_Set problem:_ Report how many lines hold the word "ngồi"; answer with the number alone.

_Extracted information:_
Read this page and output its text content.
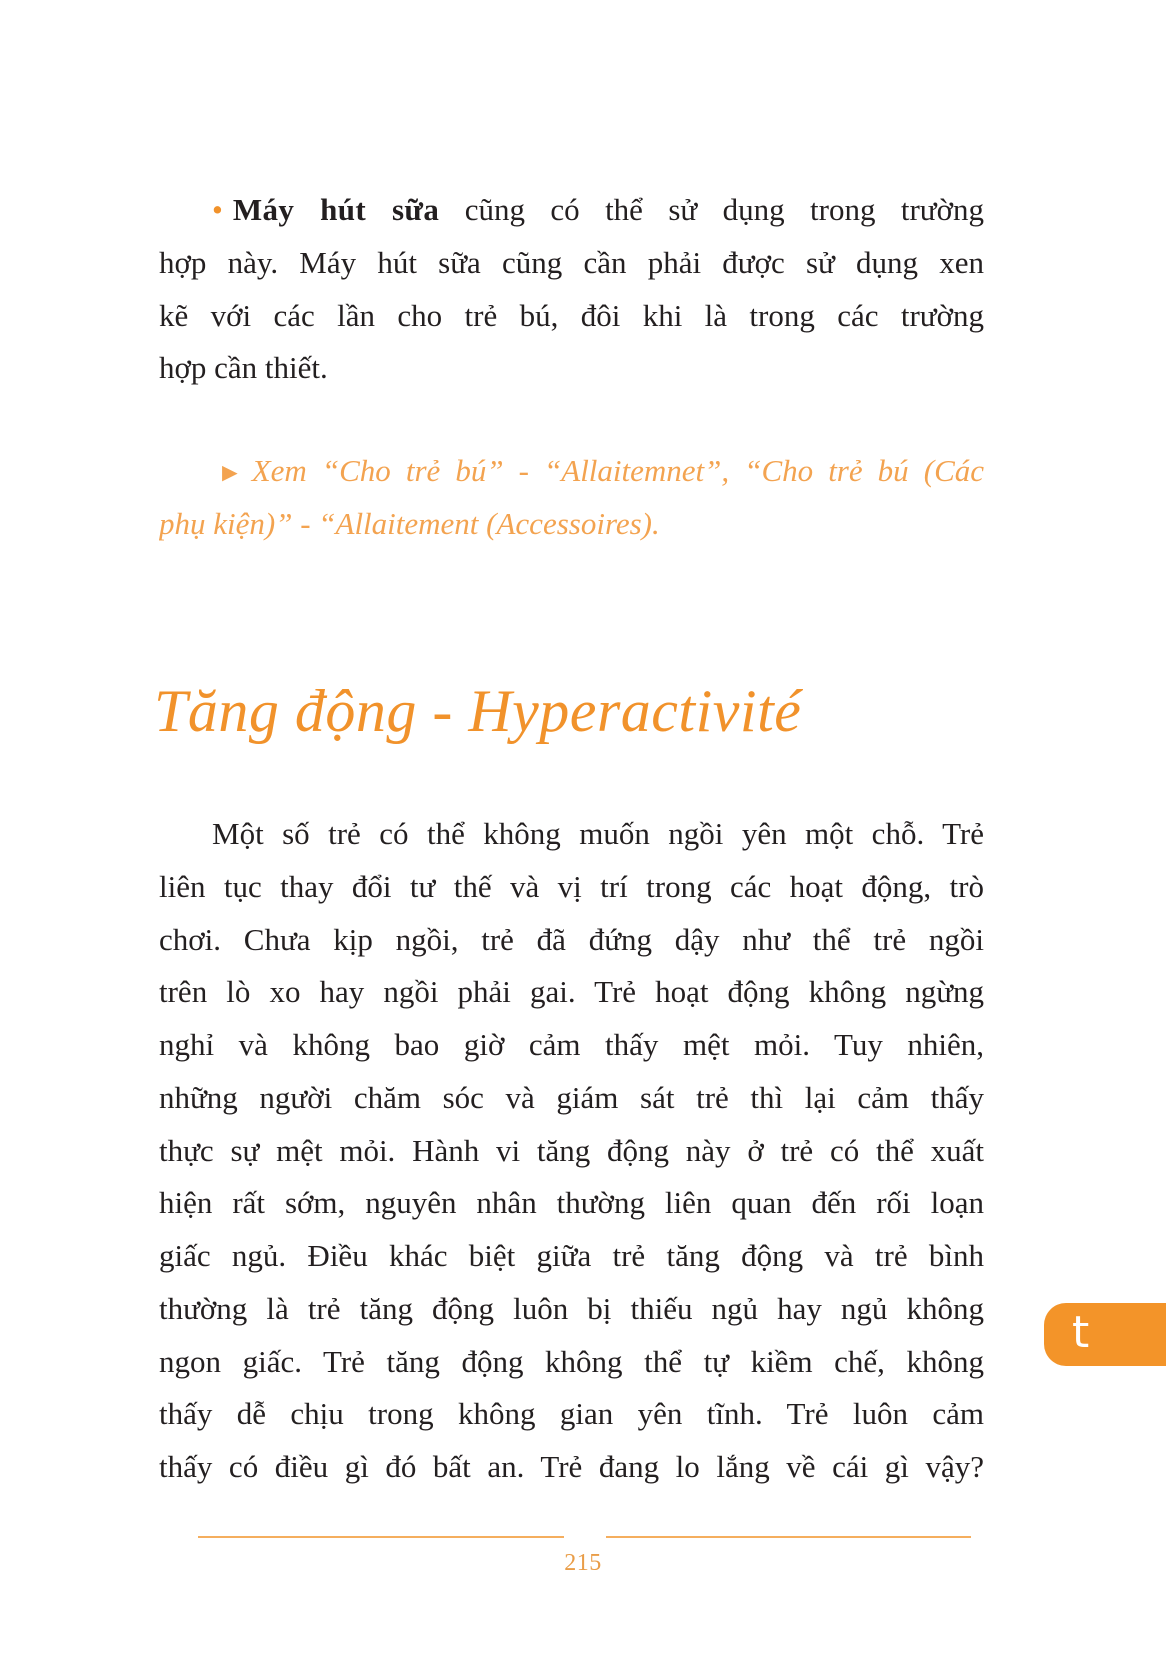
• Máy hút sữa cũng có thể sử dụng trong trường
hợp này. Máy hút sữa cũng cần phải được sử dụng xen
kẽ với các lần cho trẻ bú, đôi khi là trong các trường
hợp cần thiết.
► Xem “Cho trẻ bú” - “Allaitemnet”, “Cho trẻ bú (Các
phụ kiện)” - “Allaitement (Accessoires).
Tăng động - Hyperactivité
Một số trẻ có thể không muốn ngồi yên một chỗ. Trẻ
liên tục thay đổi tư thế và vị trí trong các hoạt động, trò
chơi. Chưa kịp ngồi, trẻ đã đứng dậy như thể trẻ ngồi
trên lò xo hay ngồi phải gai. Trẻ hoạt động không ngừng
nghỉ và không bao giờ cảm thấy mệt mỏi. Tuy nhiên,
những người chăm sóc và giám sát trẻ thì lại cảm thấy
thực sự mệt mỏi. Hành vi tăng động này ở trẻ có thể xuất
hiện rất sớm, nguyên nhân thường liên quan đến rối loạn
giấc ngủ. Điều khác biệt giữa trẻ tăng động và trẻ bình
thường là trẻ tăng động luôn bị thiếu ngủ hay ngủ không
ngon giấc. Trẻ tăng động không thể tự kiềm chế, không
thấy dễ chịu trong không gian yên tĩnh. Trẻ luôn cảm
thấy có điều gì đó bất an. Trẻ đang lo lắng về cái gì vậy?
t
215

--

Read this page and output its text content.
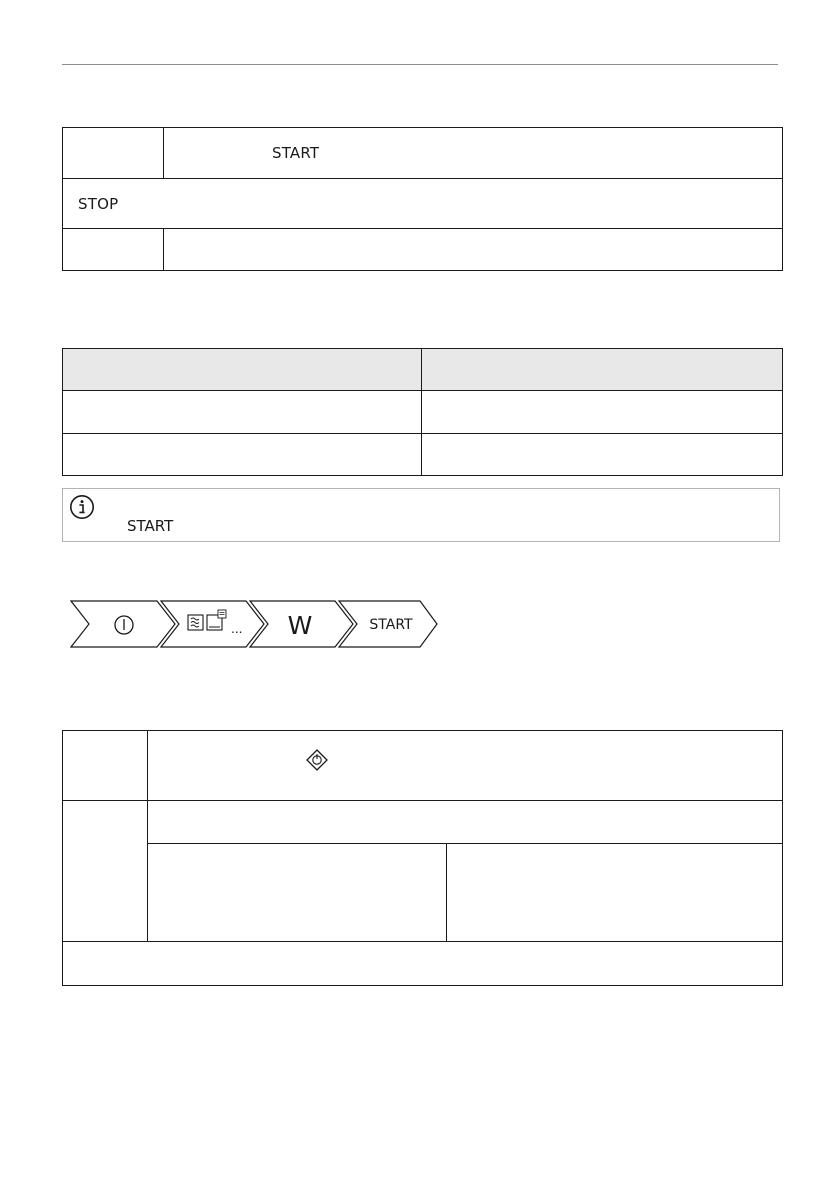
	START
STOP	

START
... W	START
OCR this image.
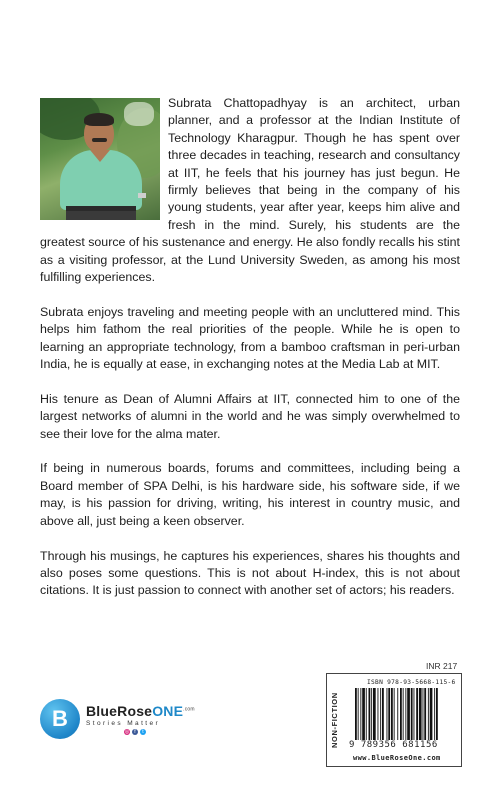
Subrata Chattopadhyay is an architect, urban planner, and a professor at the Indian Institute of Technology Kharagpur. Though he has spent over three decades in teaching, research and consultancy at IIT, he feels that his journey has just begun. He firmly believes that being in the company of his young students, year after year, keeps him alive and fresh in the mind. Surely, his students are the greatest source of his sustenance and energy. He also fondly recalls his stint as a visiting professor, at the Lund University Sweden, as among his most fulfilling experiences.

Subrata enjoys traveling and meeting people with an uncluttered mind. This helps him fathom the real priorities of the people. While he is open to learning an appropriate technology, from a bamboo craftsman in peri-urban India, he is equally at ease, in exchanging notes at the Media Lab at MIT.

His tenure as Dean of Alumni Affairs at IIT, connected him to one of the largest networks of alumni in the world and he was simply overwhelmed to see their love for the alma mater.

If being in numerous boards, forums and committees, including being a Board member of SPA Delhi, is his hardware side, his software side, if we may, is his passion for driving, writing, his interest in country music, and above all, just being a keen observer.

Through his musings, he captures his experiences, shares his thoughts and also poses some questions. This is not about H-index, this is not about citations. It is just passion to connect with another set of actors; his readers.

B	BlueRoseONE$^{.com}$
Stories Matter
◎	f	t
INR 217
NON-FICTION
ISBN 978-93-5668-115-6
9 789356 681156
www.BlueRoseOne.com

_Result of this exercise:_ 3